Written instruction: Can you pull out each line of the data below that includes the word "Cannot"?

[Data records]
----

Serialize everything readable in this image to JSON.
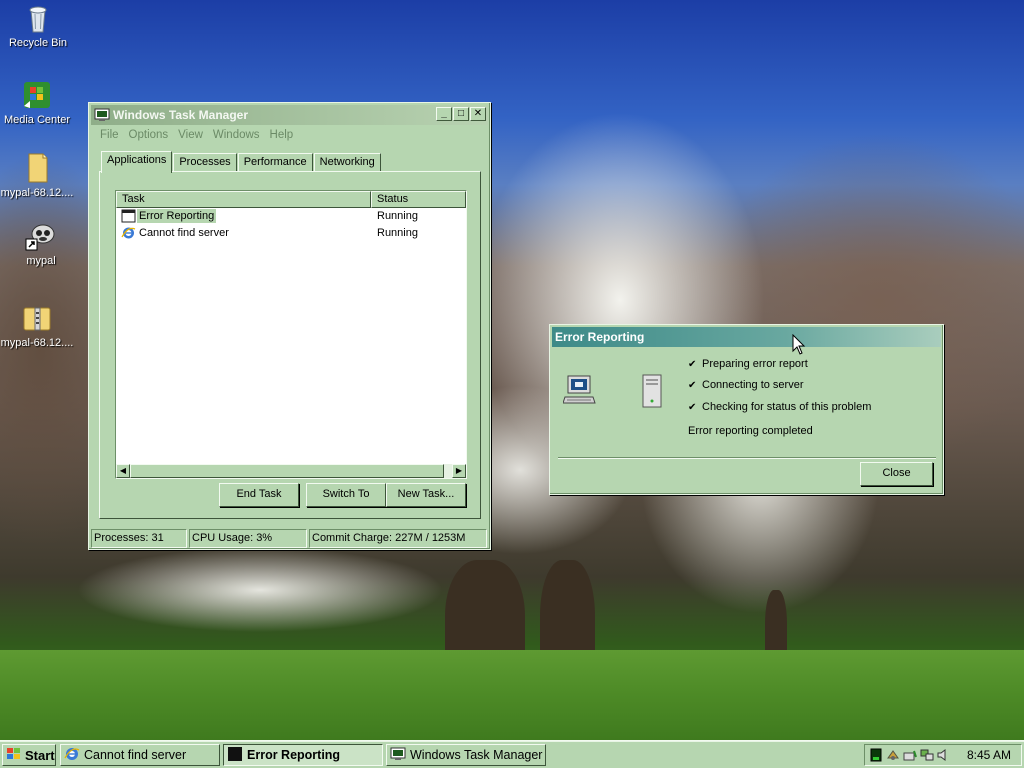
{
  "desktop": {
    "icons": [
      {
        "label": "Recycle Bin",
        "icon": "recycle-bin-icon"
      },
      {
        "label": "Media Center",
        "icon": "media-center-icon"
      },
      {
        "label": "mypal-68.12....",
        "icon": "folder-icon"
      },
      {
        "label": "mypal",
        "icon": "mypal-shortcut-icon"
      },
      {
        "label": "mypal-68.12....",
        "icon": "zip-folder-icon"
      }
    ]
  },
  "task_manager": {
    "title": "Windows Task Manager",
    "menu": [
      "File",
      "Options",
      "View",
      "Windows",
      "Help"
    ],
    "tabs": [
      "Applications",
      "Processes",
      "Performance",
      "Networking"
    ],
    "active_tab": "Applications",
    "columns": [
      "Task",
      "Status"
    ],
    "rows": [
      {
        "task": "Error Reporting",
        "status": "Running",
        "selected": true
      },
      {
        "task": "Cannot find server",
        "status": "Running",
        "selected": false
      }
    ],
    "buttons": {
      "end_task": "End Task",
      "switch_to": "Switch To",
      "new_task": "New Task..."
    },
    "status": {
      "processes": "Processes: 31",
      "cpu": "CPU Usage: 3%",
      "commit": "Commit Charge: 227M / 1253M"
    }
  },
  "error_reporting": {
    "title": "Error Reporting",
    "steps": [
      "Preparing error report",
      "Connecting to server",
      "Checking for status of this problem"
    ],
    "completed": "Error reporting completed",
    "close_label": "Close"
  },
  "taskbar": {
    "start_label": "Start",
    "items": [
      {
        "label": "Cannot find server",
        "pressed": false
      },
      {
        "label": "Error Reporting",
        "pressed": true
      },
      {
        "label": "Windows Task Manager",
        "pressed": false
      }
    ],
    "clock": "8:45 AM"
  },
  "colors": {
    "window_face": "#b6d6b0",
    "error_titlebar": "#3d8a88",
    "tm_titlebar": "#8fae89"
  }
}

----

Exercise response:
        "task": "Cannot find server",
        "label": "Cannot find server",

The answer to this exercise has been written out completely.